Below are the records. Gather each line that holds "东坡羹颂".

╭─ RECORD LIST

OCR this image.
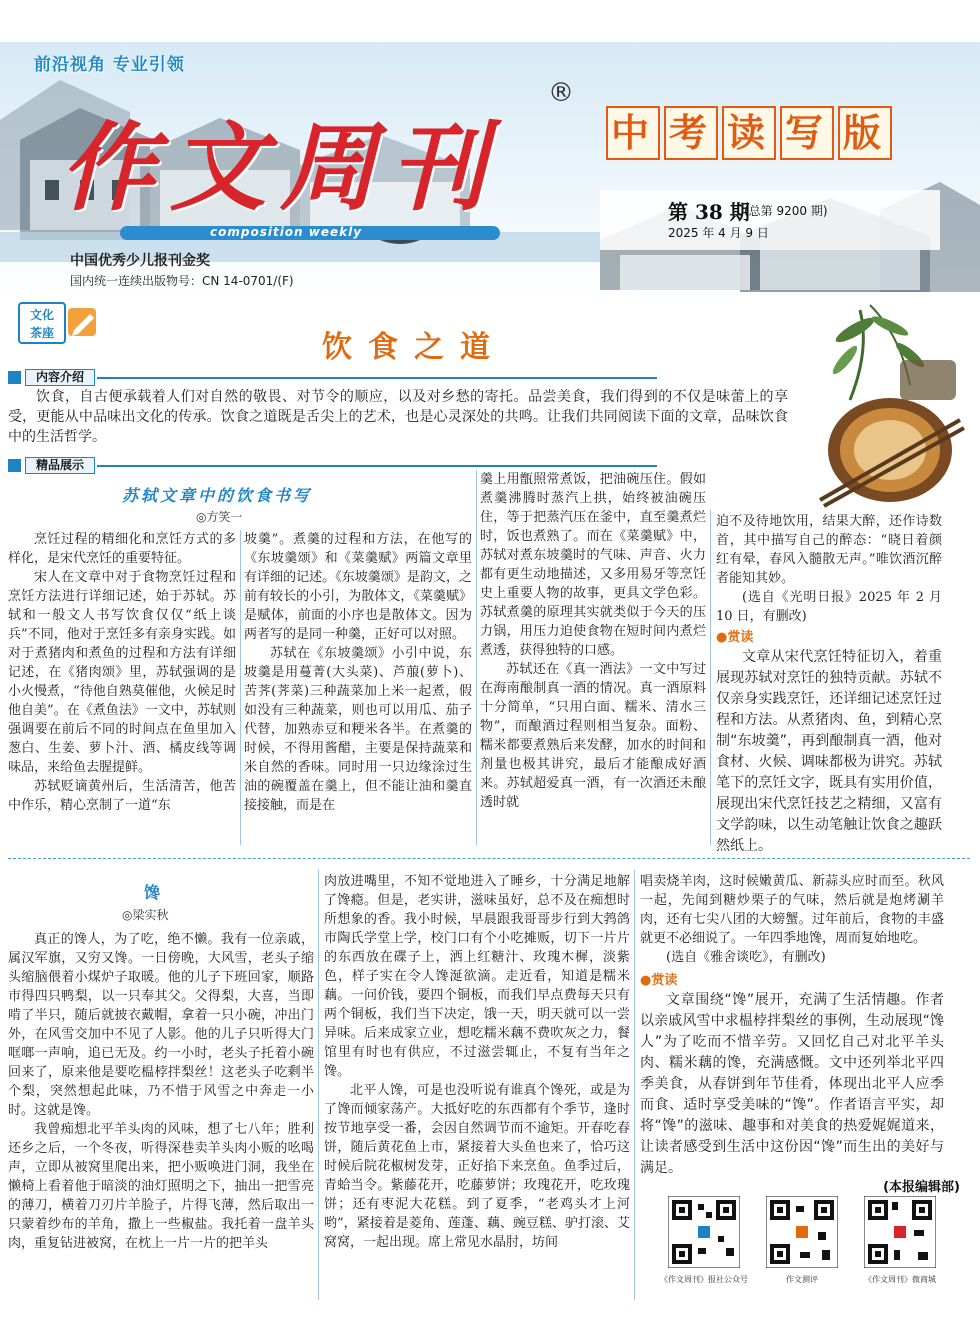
前沿视角 专业引领
作文周刊
®
composition weekly
中国优秀少儿报刊金奖
国内统一连续出版物号：CN 14-0701/(F)
中 考 读 写 版
第 38 期
(总第 9200 期)
2025 年 4 月 9 日
文化
茶座	饮食之道
内容介绍
饮食，自古便承载着人们对自然的敬畏、对节令的顺应，以及对乡愁的寄托。品尝美食，我们得到的不仅是味蕾上的享受，更能从中品味出文化的传承。饮食之道既是舌尖上的艺术，也是心灵深处的共鸣。让我们共同阅读下面的文章，品味饮食中的生活哲学。
精品展示
苏轼文章中的饮食书写
◎方笑一

烹饪过程的精细化和烹饪方式的多样化，是宋代烹饪的重要特征。

宋人在文章中对于食物烹饪过程和烹饪方法进行详细记述，始于苏轼。苏轼和一般文人书写饮食仅仅“纸上谈兵”不同，他对于烹饪多有亲身实践。如对于煮猪肉和煮鱼的过程和方法有详细记述，在《猪肉颂》里，苏轼强调的是小火慢煮，“待他自熟莫催他，火候足时他自美”。在《煮鱼法》一文中，苏轼则强调要在前后不同的时间点在鱼里加入葱白、生姜、萝卜汁、酒、橘皮线等调味品，来给鱼去腥提鲜。

苏轼贬谪黄州后，生活清苦，他苦中作乐，精心烹制了一道“东

坡羹”。煮羹的过程和方法，在他写的《东坡羹颂》和《菜羹赋》两篇文章里有详细的记述。《东坡羹颂》是韵文，之前有较长的小引，为散体文，《菜羹赋》是赋体，前面的小序也是散体文。因为两者写的是同一种羹，正好可以对照。

苏轼在《东坡羹颂》小引中说，东坡羹是用蔓菁(大头菜)、芦菔(萝卜)、苦荠(荠菜)三种蔬菜加上米一起煮，假如没有三种蔬菜，则也可以用瓜、茄子代替，加熟赤豆和粳米各半。在煮羹的时候，不得用酱醋，主要是保持蔬菜和米自然的香味。同时用一只边缘涂过生油的碗覆盖在羹上，但不能让油和羹直接接触，而是在

羹上用甑照常煮饭，把油碗压住。假如煮羹沸腾时蒸汽上拱，始终被油碗压住，等于把蒸汽压在釜中，直至羹煮烂时，饭也煮熟了。而在《菜羹赋》中，苏轼对煮东坡羹时的气味、声音、火力都有更生动地描述，又多用易牙等烹饪史上重要人物的故事，更具文学色彩。苏轼煮羹的原理其实就类似于今天的压力锅，用压力迫使食物在短时间内煮烂煮透，获得独特的口感。

苏轼还在《真一酒法》一文中写过在海南酿制真一酒的情况。真一酒原料十分简单，“只用白面、糯米、清水三物”，而酿酒过程则相当复杂。面粉、糯米都要煮熟后来发酵，加水的时间和剂量也极其讲究，最后才能酿成好酒来。苏轼超爱真一酒，有一次酒还未酿透时就

迫不及待地饮用，结果大醉，还作诗数首，其中描写自己的醉态：“晓日着颜红有晕，春风入髓散无声。”唯饮酒沉醉者能知其妙。

(选自《光明日报》2025 年 2 月 10 日，有删改)

●赏读

文章从宋代烹饪特征切入，着重展现苏轼对烹饪的独特贡献。苏轼不仅亲身实践烹饪，还详细记述烹饪过程和方法。从煮猪肉、鱼，到精心烹制“东坡羹”，再到酿制真一酒，他对食材、火候、调味都极为讲究。苏轼笔下的烹饪文字，既具有实用价值，展现出宋代烹饪技艺之精细，又富有文学韵味，以生动笔触让饮食之趣跃然纸上。

馋
◎梁实秋

真正的馋人，为了吃，绝不懒。我有一位亲戚，属汉军旗，又穷又馋。一日傍晚，大风雪，老头子缩头缩脑偎着小煤炉子取暖。他的儿子下班回家，顺路市得四只鸭梨，以一只奉其父。父得梨，大喜，当即啃了半只，随后就披衣戴帽，拿着一只小碗，冲出门外，在风雪交加中不见了人影。他的儿子只听得大门哐啷一声响，追已无及。约一小时，老头子托着小碗回来了，原来他是要吃榅桲拌梨丝！这老头子吃剩半个梨，突然想起此味，乃不惜于风雪之中奔走一小时。这就是馋。

我曾痴想北平羊头肉的风味，想了七八年；胜利还乡之后，一个冬夜，听得深巷卖羊头肉小贩的吆喝声，立即从被窝里爬出来，把小贩唤进门洞，我坐在懒椅上看着他于暗淡的油灯照明之下，抽出一把雪亮的薄刀，横着刀刃片羊脸子，片得飞薄，然后取出一只蒙着纱布的羊角，撒上一些椒盐。我托着一盘羊头肉，重复钻进被窝，在枕上一片一片的把羊头

肉放进嘴里，不知不觉地进入了睡乡，十分满足地解了馋瘾。但是，老实讲，滋味虽好，总不及在痴想时所想象的香。我小时候，早晨跟我哥哥步行到大鹁鸽市陶氏学堂上学，校门口有个小吃摊贩，切下一片片的东西放在碟子上，洒上红糖汁、玫瑰木樨，淡紫色，样子实在令人馋涎欲滴。走近看，知道是糯米藕。一问价钱，要四个铜板，而我们早点费每天只有两个铜板，我们当下决定，饿一天，明天就可以一尝异味。后来成家立业，想吃糯米藕不费吹灰之力，餐馆里有时也有供应，不过滋尝辄止，不复有当年之馋。

北平人馋，可是也没听说有谁真个馋死，或是为了馋而倾家荡产。大抵好吃的东西都有个季节，逢时按节地享受一番，会因自然调节而不逾矩。开春吃春饼，随后黄花鱼上市，紧接着大头鱼也来了，恰巧这时候后院花椒树发芽，正好掐下来烹鱼。鱼季过后，青蛤当令。紫藤花开，吃藤萝饼；玫瑰花开，吃玫瑰饼；还有枣泥大花糕。到了夏季，“老鸡头才上河哟”，紧接着是菱角、莲蓬、藕、豌豆糕、驴打滚、艾窝窝，一起出现。席上常见水晶肘，坊间

唱卖烧羊肉，这时候嫩黄瓜、新蒜头应时而至。秋风一起，先闻到糖炒栗子的气味，然后就是炮烤涮羊肉，还有七尖八团的大螃蟹。过年前后，食物的丰盛就更不必细说了。一年四季地馋，周而复始地吃。

(选自《雅舍谈吃》，有删改)

●赏读

文章围绕“馋”展开，充满了生活情趣。作者以亲戚风雪中求榅桲拌梨丝的事例，生动展现“馋人”为了吃而不惜辛劳。又回忆自己对北平羊头肉、糯米藕的馋，充满感慨。文中还列举北平四季美食，从春饼到年节佳肴，体现出北平人应季而食、适时享受美味的“馋”。作者语言平实，却将“馋”的滋味、趣事和对美食的热爱娓娓道来，让读者感受到生活中这份因“馋”而生出的美好与满足。

(本报编辑部)
《作文周刊》报社公众号	作文测评	《作文周刊》微商城
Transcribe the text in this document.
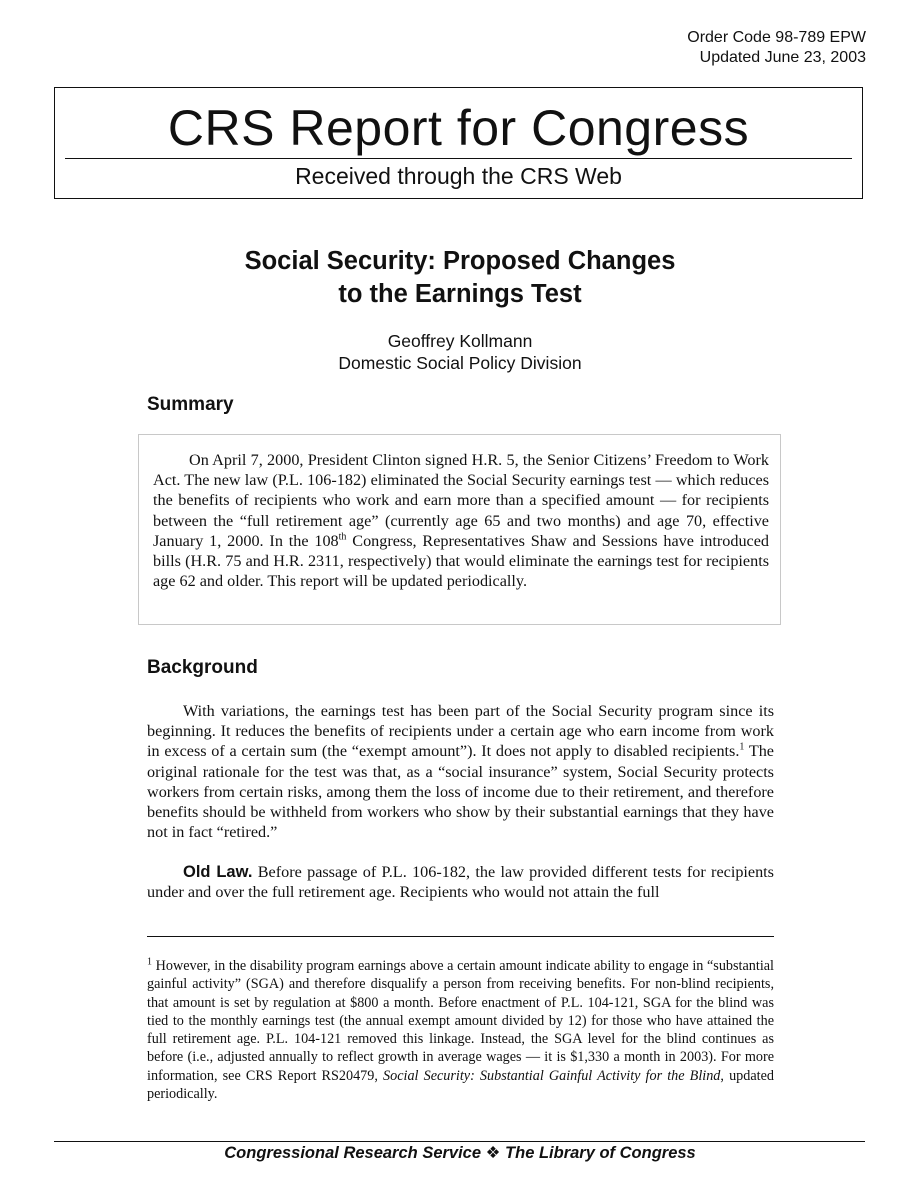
Order Code 98-789 EPW
Updated June 23, 2003
CRS Report for Congress
Received through the CRS Web
Social Security: Proposed Changes
to the Earnings Test
Geoffrey Kollmann
Domestic Social Policy Division
Summary

On April 7, 2000, President Clinton signed H.R. 5, the Senior Citizens’ Freedom to Work Act. The new law (P.L. 106-182) eliminated the Social Security earnings test — which reduces the benefits of recipients who work and earn more than a specified amount — for recipients between the “full retirement age” (currently age 65 and two months) and age 70, effective January 1, 2000. In the 108th Congress, Representatives Shaw and Sessions have introduced bills (H.R. 75 and H.R. 2311, respectively) that would eliminate the earnings test for recipients age 62 and older. This report will be updated periodically.

Background

With variations, the earnings test has been part of the Social Security program since its beginning. It reduces the benefits of recipients under a certain age who earn income from work in excess of a certain sum (the “exempt amount”). It does not apply to disabled recipients.$^1$ The original rationale for the test was that, as a “social insurance” system, Social Security protects workers from certain risks, among them the loss of income due to their retirement, and therefore benefits should be withheld from workers who show by their substantial earnings that they have not in fact “retired.”

Old Law. Before passage of P.L. 106-182, the law provided different tests for recipients under and over the full retirement age. Recipients who would not attain the full

$^1$ However, in the disability program earnings above a certain amount indicate ability to engage in “substantial gainful activity” (SGA) and therefore disqualify a person from receiving benefits. For non-blind recipients, that amount is set by regulation at $800 a month. Before enactment of P.L. 104-121, SGA for the blind was tied to the monthly earnings test (the annual exempt amount divided by 12) for those who have attained the full retirement age. P.L. 104-121 removed this linkage. Instead, the SGA level for the blind continues as before (i.e., adjusted annually to reflect growth in average wages — it is $1,330 a month in 2003). For more information, see CRS Report RS20479, Social Security: Substantial Gainful Activity for the Blind, updated periodically.

Congressional Research Service ❖ The Library of Congress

╰─

**EXERCISE RESULT**:
坡羹”。煮羹的过程和方法，在他写的《东坡羹颂》和《菜羹赋》两篇文章里有详细的记述。《东坡羹颂》是韵文，之前有较长的小引，为散体文，《菜羹赋》是赋体，前面的小序也是散体文。因为两者写的是同一种羹，正好可以对照。
苏轼在《东坡羹颂》小引中说，东坡羹是用蔓菁(大头菜)、芦菔(萝卜)、苦荠(荠菜)三种蔬菜加上米一起煮，假如没有三种蔬菜，则也可以用瓜、茄子代替，加熟赤豆和粳米各半。在煮羹的时候，不得用酱醋，主要是保持蔬菜和米自然的香味。同时用一只边缘涂过生油的碗覆盖在羹上，但不能让油和羹直接接触，而是在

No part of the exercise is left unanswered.